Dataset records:
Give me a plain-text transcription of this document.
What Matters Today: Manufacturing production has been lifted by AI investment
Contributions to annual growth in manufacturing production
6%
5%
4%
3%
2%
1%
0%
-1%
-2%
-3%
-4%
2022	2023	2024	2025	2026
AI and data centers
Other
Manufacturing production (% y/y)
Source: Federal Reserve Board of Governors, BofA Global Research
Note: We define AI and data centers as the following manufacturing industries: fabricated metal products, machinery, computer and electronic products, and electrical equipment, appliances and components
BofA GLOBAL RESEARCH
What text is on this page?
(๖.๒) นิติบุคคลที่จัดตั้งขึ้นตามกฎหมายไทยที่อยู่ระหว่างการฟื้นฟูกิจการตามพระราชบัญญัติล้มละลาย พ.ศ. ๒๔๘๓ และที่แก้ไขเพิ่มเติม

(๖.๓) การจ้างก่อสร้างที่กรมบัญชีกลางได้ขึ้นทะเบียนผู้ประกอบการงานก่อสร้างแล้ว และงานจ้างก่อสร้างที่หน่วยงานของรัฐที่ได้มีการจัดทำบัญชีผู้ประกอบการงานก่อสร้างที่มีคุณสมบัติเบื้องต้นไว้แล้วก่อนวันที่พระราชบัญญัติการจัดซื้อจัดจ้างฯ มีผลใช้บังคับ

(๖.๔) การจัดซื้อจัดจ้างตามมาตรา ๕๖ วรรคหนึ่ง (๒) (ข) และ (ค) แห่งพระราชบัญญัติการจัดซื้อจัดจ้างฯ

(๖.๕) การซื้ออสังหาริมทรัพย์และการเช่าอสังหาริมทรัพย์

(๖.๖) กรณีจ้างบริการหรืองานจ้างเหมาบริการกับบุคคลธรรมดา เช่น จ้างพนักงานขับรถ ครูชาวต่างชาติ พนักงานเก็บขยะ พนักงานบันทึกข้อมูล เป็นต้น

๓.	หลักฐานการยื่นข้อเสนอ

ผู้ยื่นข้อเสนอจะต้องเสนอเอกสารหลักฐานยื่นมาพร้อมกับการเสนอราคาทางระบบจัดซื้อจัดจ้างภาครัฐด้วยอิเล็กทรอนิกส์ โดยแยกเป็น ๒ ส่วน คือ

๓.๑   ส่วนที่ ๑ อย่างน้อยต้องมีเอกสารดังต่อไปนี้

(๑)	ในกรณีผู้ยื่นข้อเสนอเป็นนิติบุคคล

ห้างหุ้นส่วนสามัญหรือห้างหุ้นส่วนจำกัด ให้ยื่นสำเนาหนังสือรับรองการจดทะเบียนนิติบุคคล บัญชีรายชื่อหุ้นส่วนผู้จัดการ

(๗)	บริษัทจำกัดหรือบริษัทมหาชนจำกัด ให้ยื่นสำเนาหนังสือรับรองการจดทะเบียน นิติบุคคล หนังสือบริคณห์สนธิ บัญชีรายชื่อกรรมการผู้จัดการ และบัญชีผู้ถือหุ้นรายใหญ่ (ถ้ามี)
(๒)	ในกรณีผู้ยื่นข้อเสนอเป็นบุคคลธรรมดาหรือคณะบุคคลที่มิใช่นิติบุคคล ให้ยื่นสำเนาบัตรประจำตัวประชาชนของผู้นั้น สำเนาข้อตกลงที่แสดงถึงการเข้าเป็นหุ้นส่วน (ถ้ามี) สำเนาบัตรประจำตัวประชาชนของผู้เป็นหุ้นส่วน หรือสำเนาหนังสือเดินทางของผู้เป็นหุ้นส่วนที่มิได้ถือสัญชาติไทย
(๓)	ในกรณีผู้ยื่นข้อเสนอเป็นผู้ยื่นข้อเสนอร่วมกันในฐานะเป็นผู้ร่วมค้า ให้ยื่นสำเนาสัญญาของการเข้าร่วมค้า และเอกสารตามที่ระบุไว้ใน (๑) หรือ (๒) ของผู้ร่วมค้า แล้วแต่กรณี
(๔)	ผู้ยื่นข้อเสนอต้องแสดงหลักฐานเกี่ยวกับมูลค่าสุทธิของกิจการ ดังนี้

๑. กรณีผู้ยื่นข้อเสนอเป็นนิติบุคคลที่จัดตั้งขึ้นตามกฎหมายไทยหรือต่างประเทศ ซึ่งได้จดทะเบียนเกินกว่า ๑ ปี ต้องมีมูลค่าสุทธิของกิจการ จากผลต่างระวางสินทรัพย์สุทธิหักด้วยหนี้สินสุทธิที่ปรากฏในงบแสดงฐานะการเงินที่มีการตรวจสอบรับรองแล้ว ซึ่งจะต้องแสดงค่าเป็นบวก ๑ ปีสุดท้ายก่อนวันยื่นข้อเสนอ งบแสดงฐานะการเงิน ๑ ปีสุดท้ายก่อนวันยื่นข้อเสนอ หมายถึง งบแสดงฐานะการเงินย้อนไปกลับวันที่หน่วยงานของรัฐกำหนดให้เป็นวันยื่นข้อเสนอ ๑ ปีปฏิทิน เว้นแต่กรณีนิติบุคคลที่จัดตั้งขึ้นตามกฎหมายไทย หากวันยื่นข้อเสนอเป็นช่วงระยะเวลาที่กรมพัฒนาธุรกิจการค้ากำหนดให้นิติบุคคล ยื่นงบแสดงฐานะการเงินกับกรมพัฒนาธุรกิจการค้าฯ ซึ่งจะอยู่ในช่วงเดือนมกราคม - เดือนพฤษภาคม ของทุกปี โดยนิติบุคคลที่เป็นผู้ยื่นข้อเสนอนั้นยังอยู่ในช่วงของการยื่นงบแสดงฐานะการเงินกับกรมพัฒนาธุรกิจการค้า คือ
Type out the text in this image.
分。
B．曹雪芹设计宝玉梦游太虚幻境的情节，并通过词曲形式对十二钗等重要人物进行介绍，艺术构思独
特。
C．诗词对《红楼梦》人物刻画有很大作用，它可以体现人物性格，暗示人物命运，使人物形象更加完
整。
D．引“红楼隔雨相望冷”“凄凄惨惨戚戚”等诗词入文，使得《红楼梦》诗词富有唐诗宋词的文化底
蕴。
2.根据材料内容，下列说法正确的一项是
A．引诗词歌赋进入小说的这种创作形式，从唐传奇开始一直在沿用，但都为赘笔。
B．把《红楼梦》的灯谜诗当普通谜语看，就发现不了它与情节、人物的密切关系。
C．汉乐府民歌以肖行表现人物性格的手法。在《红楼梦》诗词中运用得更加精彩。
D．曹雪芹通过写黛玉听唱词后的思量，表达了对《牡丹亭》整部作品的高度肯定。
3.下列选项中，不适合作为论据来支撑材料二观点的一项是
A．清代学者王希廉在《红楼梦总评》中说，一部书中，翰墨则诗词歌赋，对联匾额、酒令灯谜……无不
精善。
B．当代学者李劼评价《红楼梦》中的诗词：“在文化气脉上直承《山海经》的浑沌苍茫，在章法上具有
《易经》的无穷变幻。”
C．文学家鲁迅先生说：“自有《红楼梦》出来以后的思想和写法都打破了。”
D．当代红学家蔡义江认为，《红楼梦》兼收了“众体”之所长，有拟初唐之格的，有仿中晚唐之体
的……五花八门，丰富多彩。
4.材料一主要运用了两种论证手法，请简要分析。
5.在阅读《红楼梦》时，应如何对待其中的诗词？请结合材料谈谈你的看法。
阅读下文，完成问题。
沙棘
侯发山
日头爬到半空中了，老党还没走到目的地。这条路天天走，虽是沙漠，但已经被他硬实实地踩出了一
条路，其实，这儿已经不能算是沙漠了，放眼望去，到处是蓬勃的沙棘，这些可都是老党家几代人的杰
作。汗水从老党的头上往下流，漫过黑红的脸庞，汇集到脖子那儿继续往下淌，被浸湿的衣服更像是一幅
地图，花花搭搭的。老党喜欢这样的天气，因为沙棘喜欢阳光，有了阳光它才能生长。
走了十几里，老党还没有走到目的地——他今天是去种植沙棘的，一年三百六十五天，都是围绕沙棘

◆ **SHORT EXERCISE**: Give back the whole listing exactly as it reads.

◆ **PROBLEM SOLUTION**:
Give me a plain-text transcription of this document.
What Matters Today: Manufacturing production has been lifted by AI investment
Contributions to annual growth in manufacturing production
6%
5%
4%
3%
2%
1%
0%
-1%
-2%
-3%
-4%
2022	2023	2024	2025	2026
AI and data centers
Other
Manufacturing production (% y/y)
Source: Federal Reserve Board of Governors, BofA Global Research
Note: We define AI and data centers as the following manufacturing industries: fabricated metal products, machinery, computer and electronic products, and electrical equipment, appliances and components
BofA GLOBAL RESEARCH
What text is on this page?
(๖.๒) นิติบุคคลที่จัดตั้งขึ้นตามกฎหมายไทยที่อยู่ระหว่างการฟื้นฟูกิจการตามพระราชบัญญัติล้มละลาย พ.ศ. ๒๔๘๓ และที่แก้ไขเพิ่มเติม

(๖.๓) การจ้างก่อสร้างที่กรมบัญชีกลางได้ขึ้นทะเบียนผู้ประกอบการงานก่อสร้างแล้ว และงานจ้างก่อสร้างที่หน่วยงานของรัฐที่ได้มีการจัดทำบัญชีผู้ประกอบการงานก่อสร้างที่มีคุณสมบัติเบื้องต้นไว้แล้วก่อนวันที่พระราชบัญญัติการจัดซื้อจัดจ้างฯ มีผลใช้บังคับ

(๖.๔) การจัดซื้อจัดจ้างตามมาตรา ๕๖ วรรคหนึ่ง (๒) (ข) และ (ค) แห่งพระราชบัญญัติการจัดซื้อจัดจ้างฯ

(๖.๕) การซื้ออสังหาริมทรัพย์และการเช่าอสังหาริมทรัพย์

(๖.๖) กรณีจ้างบริการหรืองานจ้างเหมาบริการกับบุคคลธรรมดา เช่น จ้างพนักงานขับรถ ครูชาวต่างชาติ พนักงานเก็บขยะ พนักงานบันทึกข้อมูล เป็นต้น

๓.	หลักฐานการยื่นข้อเสนอ

ผู้ยื่นข้อเสนอจะต้องเสนอเอกสารหลักฐานยื่นมาพร้อมกับการเสนอราคาทางระบบจัดซื้อจัดจ้างภาครัฐด้วยอิเล็กทรอนิกส์ โดยแยกเป็น ๒ ส่วน คือ

๓.๑   ส่วนที่ ๑ อย่างน้อยต้องมีเอกสารดังต่อไปนี้

(๑)	ในกรณีผู้ยื่นข้อเสนอเป็นนิติบุคคล

ห้างหุ้นส่วนสามัญหรือห้างหุ้นส่วนจำกัด ให้ยื่นสำเนาหนังสือรับรองการจดทะเบียนนิติบุคคล บัญชีรายชื่อหุ้นส่วนผู้จัดการ

(๗)	บริษัทจำกัดหรือบริษัทมหาชนจำกัด ให้ยื่นสำเนาหนังสือรับรองการจดทะเบียน นิติบุคคล หนังสือบริคณห์สนธิ บัญชีรายชื่อกรรมการผู้จัดการ และบัญชีผู้ถือหุ้นรายใหญ่ (ถ้ามี)
(๒)	ในกรณีผู้ยื่นข้อเสนอเป็นบุคคลธรรมดาหรือคณะบุคคลที่มิใช่นิติบุคคล ให้ยื่นสำเนาบัตรประจำตัวประชาชนของผู้นั้น สำเนาข้อตกลงที่แสดงถึงการเข้าเป็นหุ้นส่วน (ถ้ามี) สำเนาบัตรประจำตัวประชาชนของผู้เป็นหุ้นส่วน หรือสำเนาหนังสือเดินทางของผู้เป็นหุ้นส่วนที่มิได้ถือสัญชาติไทย
(๓)	ในกรณีผู้ยื่นข้อเสนอเป็นผู้ยื่นข้อเสนอร่วมกันในฐานะเป็นผู้ร่วมค้า ให้ยื่นสำเนาสัญญาของการเข้าร่วมค้า และเอกสารตามที่ระบุไว้ใน (๑) หรือ (๒) ของผู้ร่วมค้า แล้วแต่กรณี
(๔)	ผู้ยื่นข้อเสนอต้องแสดงหลักฐานเกี่ยวกับมูลค่าสุทธิของกิจการ ดังนี้

๑. กรณีผู้ยื่นข้อเสนอเป็นนิติบุคคลที่จัดตั้งขึ้นตามกฎหมายไทยหรือต่างประเทศ ซึ่งได้จดทะเบียนเกินกว่า ๑ ปี ต้องมีมูลค่าสุทธิของกิจการ จากผลต่างระวางสินทรัพย์สุทธิหักด้วยหนี้สินสุทธิที่ปรากฏในงบแสดงฐานะการเงินที่มีการตรวจสอบรับรองแล้ว ซึ่งจะต้องแสดงค่าเป็นบวก ๑ ปีสุดท้ายก่อนวันยื่นข้อเสนอ งบแสดงฐานะการเงิน ๑ ปีสุดท้ายก่อนวันยื่นข้อเสนอ หมายถึง งบแสดงฐานะการเงินย้อนไปกลับวันที่หน่วยงานของรัฐกำหนดให้เป็นวันยื่นข้อเสนอ ๑ ปีปฏิทิน เว้นแต่กรณีนิติบุคคลที่จัดตั้งขึ้นตามกฎหมายไทย หากวันยื่นข้อเสนอเป็นช่วงระยะเวลาที่กรมพัฒนาธุรกิจการค้ากำหนดให้นิติบุคคล ยื่นงบแสดงฐานะการเงินกับกรมพัฒนาธุรกิจการค้าฯ ซึ่งจะอยู่ในช่วงเดือนมกราคม - เดือนพฤษภาคม ของทุกปี โดยนิติบุคคลที่เป็นผู้ยื่นข้อเสนอนั้นยังอยู่ในช่วงของการยื่นงบแสดงฐานะการเงินกับกรมพัฒนาธุรกิจการค้า คือ
Type out the text in this image.
分。
B．曹雪芹设计宝玉梦游太虚幻境的情节，并通过词曲形式对十二钗等重要人物进行介绍，艺术构思独
特。
C．诗词对《红楼梦》人物刻画有很大作用，它可以体现人物性格，暗示人物命运，使人物形象更加完
整。
D．引“红楼隔雨相望冷”“凄凄惨惨戚戚”等诗词入文，使得《红楼梦》诗词富有唐诗宋词的文化底
蕴。
2.根据材料内容，下列说法正确的一项是
A．引诗词歌赋进入小说的这种创作形式，从唐传奇开始一直在沿用，但都为赘笔。
B．把《红楼梦》的灯谜诗当普通谜语看，就发现不了它与情节、人物的密切关系。
C．汉乐府民歌以肖行表现人物性格的手法。在《红楼梦》诗词中运用得更加精彩。
D．曹雪芹通过写黛玉听唱词后的思量，表达了对《牡丹亭》整部作品的高度肯定。
3.下列选项中，不适合作为论据来支撑材料二观点的一项是
A．清代学者王希廉在《红楼梦总评》中说，一部书中，翰墨则诗词歌赋，对联匾额、酒令灯谜……无不
精善。
B．当代学者李劼评价《红楼梦》中的诗词：“在文化气脉上直承《山海经》的浑沌苍茫，在章法上具有
《易经》的无穷变幻。”
C．文学家鲁迅先生说：“自有《红楼梦》出来以后的思想和写法都打破了。”
D．当代红学家蔡义江认为，《红楼梦》兼收了“众体”之所长，有拟初唐之格的，有仿中晚唐之体
的……五花八门，丰富多彩。
4.材料一主要运用了两种论证手法，请简要分析。
5.在阅读《红楼梦》时，应如何对待其中的诗词？请结合材料谈谈你的看法。
阅读下文，完成问题。
沙棘
侯发山
日头爬到半空中了，老党还没走到目的地。这条路天天走，虽是沙漠，但已经被他硬实实地踩出了一
条路，其实，这儿已经不能算是沙漠了，放眼望去，到处是蓬勃的沙棘，这些可都是老党家几代人的杰
作。汗水从老党的头上往下流，漫过黑红的脸庞，汇集到脖子那儿继续往下淌，被浸湿的衣服更像是一幅
地图，花花搭搭的。老党喜欢这样的天气，因为沙棘喜欢阳光，有了阳光它才能生长。
走了十几里，老党还没有走到目的地——他今天是去种植沙棘的，一年三百六十五天，都是围绕沙棘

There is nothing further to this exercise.